**ZUR AUFGABE:**
Aktualisiere bitte einen Abschnitt des Textes zum Systembau, indem du "Messebausysteme" durch "Standbausysteme" ersetzt. Der Abschnitt beginnt bei den Worten "Neue Wertigkeit gesucht" und endet nach "Anforderungen erfüllen kann.".

**VORLIEGENDER TEXT:**
Neue Wertigkeit gesucht

Sie sparen Zeit und Geld, sind überall einsetzbar und schaffen modulare Räume. Können Messebausysteme auch dem Wunsch nach mehr Individualität entsprechen?

Unser Messe- und Ausstellungswesen wäre ohne den Systembau gar nicht mehr denkbar. Durch die Vielzahl der Veranstaltungen werden die Auf- und Abbauzeiten immer kürzer, so dass nur eine bis ins kleinste Detail durchdachte Rationalisierung die Anforderungen erfüllen kann.
Seit bald 40 Jahren sind vielfältige Systeme auf dem Markt, um Planung und Abwicklung der Messestände zu vereinfachen und zugleich alle Anforderungen eines Unternehmens zu erfüllen von der einfachen Produktpräsentation bis hin zur aufwendigen Erlebniswelt. Aufbauend auf einem Rastermaß bieten die Systemanbieter mit wenigen Grundtypen einen Bausatz an, aus dem viele Lösungsmöglichkeiten und architektonische Formen entwickelt werden können von einfachen Kuben über Pyramiden und Kugeln bis hin zu raffinierten Baustrukturen und amorphen Gebilden. Große Spannweiten ermöglichen weite Räume, die Freiraum bieten für große Produkte und Produktinszenierungen, für Lounges und Events.
So komplex die Systeme auch sind, so werden auch die Ansprüche, die heute an einen Messestand gestellt werden, immer größer. Im kleinen Maßstab mag es noch um Produktpräsentation gehen, im großen werden längst Unternehmensideen und Markenwelten übersetzt, die zu solch komplexen Standstrukturen führen, dass sie als Form gar nicht mehr erfass- und beschreibbar sind. Und doch sollen auch diese komplexen Stände noch unverwechselbar sein und individuell.
Kann ein Systemstand heute individuell sein? Fragen an die Systemanbieter hierzu zeigen Selbstbewusstsein, aber auch Verwirrung und Verletzlichkeit. Ein heikles Thema, wird doch seit Jahren versucht, die Systeme mit Macht zu verkleiden, zu kaschieren, um sie schamhaft zu verstecken zugunsten einer "individuellen" Messearchitektur, die zugleich aber alle Vorteile des Systembaus hat: kurze Auf- und Abbauzeit, geringes Transportvolumen, Konstruktionsvielfalt, Langlebigkeit, Flexibilität.

**BEREITGESTELLTES MATERIAL:**
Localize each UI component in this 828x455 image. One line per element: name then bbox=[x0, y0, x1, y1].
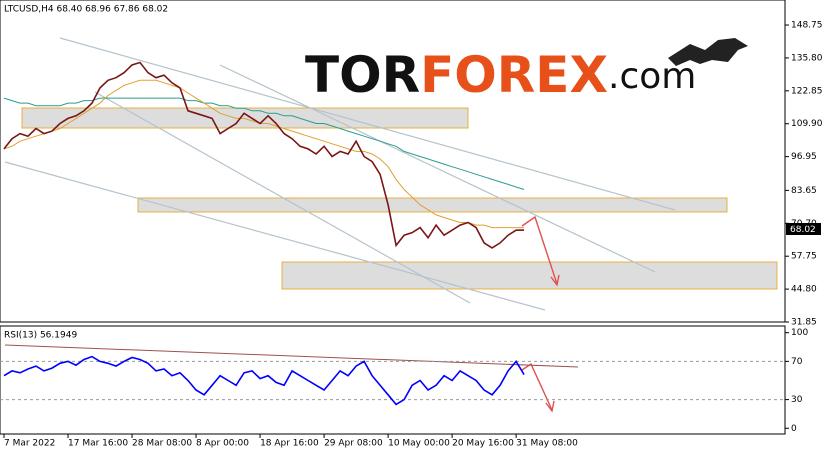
rsi-title: RSI(13) 56.1949 bbox=[4, 331, 77, 341]
x-tick-label: 31 May 08:00 bbox=[516, 439, 578, 449]
bull-icon bbox=[668, 38, 748, 66]
y-tick-label: 70 bbox=[791, 357, 803, 367]
y-tick-label: 31.85 bbox=[791, 318, 817, 328]
series-line bbox=[3, 79, 525, 229]
x-tick-label: 28 Mar 08:00 bbox=[132, 439, 192, 449]
arrow bbox=[521, 215, 558, 285]
price-title: LTCUSD,H4 68.40 68.96 67.86 68.02 bbox=[4, 5, 168, 15]
arrow-head bbox=[550, 274, 560, 287]
y-tick-label: 109.90 bbox=[791, 119, 823, 129]
zone bbox=[281, 261, 778, 290]
x-tick-label: 29 Apr 08:00 bbox=[324, 439, 383, 449]
y-tick-label: 83.65 bbox=[791, 186, 817, 196]
series-line bbox=[3, 61, 525, 249]
current-price: 68.02 bbox=[790, 225, 816, 235]
y-tick-label: 148.75 bbox=[791, 21, 823, 31]
y-tick-label: 135.80 bbox=[791, 53, 823, 63]
y-tick-label: 0 bbox=[791, 424, 797, 434]
trendlines bbox=[4, 37, 676, 311]
y-tick-label: 57.75 bbox=[791, 252, 817, 262]
y-tick-label: 96.95 bbox=[791, 152, 817, 162]
arrow bbox=[521, 362, 553, 411]
x-tick-label: 7 Mar 2022 bbox=[4, 439, 55, 449]
series-line bbox=[3, 97, 525, 190]
trendline bbox=[94, 91, 471, 304]
watermark-part: TOR bbox=[305, 46, 420, 104]
trendline bbox=[4, 161, 546, 311]
forecast-arrows bbox=[521, 215, 560, 413]
y-tick-label: 100 bbox=[791, 328, 808, 338]
y-tick-label: 30 bbox=[791, 395, 803, 405]
arrow-head bbox=[545, 400, 555, 413]
y-tick-label: 70.70 bbox=[791, 219, 817, 229]
trendline bbox=[219, 64, 656, 273]
y-tick-label: 122.85 bbox=[791, 86, 823, 96]
y-tick-label: 44.80 bbox=[791, 285, 817, 295]
x-tick-label: 10 May 00:00 bbox=[388, 439, 450, 449]
rsi-panel bbox=[0, 325, 786, 435]
bull-logo bbox=[668, 38, 748, 66]
x-tick-label: 17 Mar 16:00 bbox=[68, 439, 128, 449]
watermark-part: FOREX bbox=[420, 46, 608, 104]
x-tick-label: 18 Apr 16:00 bbox=[260, 439, 319, 449]
trendline bbox=[59, 37, 676, 211]
price-box bbox=[786, 223, 821, 235]
zone bbox=[137, 197, 728, 213]
x-tick-label: 8 Apr 00:00 bbox=[196, 439, 249, 449]
zone bbox=[21, 107, 469, 129]
x-tick-label: 20 May 16:00 bbox=[452, 439, 514, 449]
rsi-trendline bbox=[4, 344, 579, 368]
series-line bbox=[3, 355, 525, 406]
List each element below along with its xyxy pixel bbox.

**ERGEBNIS:**
Neue Wertigkeit gesucht

Sie sparen Zeit und Geld, sind überall einsetzbar und schaffen modulare Räume. Können Standbausysteme auch dem Wunsch nach mehr Individualität entsprechen?

Unser Messe- und Ausstellungswesen wäre ohne den Systembau gar nicht mehr denkbar. Durch die Vielzahl der Veranstaltungen werden die Auf- und Abbauzeiten immer kürzer, so dass nur eine bis ins kleinste Detail durchdachte Rationalisierung die Anforderungen erfüllen kann.